Data records:
========
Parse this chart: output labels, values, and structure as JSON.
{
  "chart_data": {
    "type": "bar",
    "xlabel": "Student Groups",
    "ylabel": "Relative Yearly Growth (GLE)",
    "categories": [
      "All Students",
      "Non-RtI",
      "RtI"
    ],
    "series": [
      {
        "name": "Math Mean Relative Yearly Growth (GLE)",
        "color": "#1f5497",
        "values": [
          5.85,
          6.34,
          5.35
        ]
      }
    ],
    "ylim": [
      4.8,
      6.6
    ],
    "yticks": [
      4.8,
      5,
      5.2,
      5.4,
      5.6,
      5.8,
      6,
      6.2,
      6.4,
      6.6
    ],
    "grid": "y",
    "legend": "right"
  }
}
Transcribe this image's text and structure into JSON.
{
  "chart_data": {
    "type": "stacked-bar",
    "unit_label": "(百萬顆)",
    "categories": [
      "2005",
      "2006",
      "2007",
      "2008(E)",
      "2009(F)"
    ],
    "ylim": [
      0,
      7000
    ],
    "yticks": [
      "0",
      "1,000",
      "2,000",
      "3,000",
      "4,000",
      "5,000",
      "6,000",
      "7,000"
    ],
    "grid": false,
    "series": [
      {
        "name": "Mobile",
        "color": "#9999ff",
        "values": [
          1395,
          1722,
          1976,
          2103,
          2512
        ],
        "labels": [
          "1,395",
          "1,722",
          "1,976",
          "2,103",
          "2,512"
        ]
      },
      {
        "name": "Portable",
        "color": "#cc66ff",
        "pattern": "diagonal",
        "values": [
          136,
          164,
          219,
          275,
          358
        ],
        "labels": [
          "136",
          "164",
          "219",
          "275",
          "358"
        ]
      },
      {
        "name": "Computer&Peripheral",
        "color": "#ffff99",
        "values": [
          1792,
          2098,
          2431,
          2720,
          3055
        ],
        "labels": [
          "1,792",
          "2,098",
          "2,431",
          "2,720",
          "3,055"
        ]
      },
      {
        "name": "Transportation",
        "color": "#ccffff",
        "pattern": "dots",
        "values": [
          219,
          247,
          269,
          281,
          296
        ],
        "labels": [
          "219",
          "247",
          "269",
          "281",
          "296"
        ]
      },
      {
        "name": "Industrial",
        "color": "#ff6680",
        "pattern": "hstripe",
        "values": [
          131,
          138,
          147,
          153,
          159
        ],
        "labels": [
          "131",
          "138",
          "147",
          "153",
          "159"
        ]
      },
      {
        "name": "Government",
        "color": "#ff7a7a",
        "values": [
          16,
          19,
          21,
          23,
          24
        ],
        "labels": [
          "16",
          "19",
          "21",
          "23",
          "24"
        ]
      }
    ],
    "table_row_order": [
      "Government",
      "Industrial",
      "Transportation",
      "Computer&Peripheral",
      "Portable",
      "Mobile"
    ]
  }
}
========
Which lines contain the word "pattern"? Return each of them.

        "pattern": "diagonal",
        "pattern": "dots",
        "pattern": "hstripe",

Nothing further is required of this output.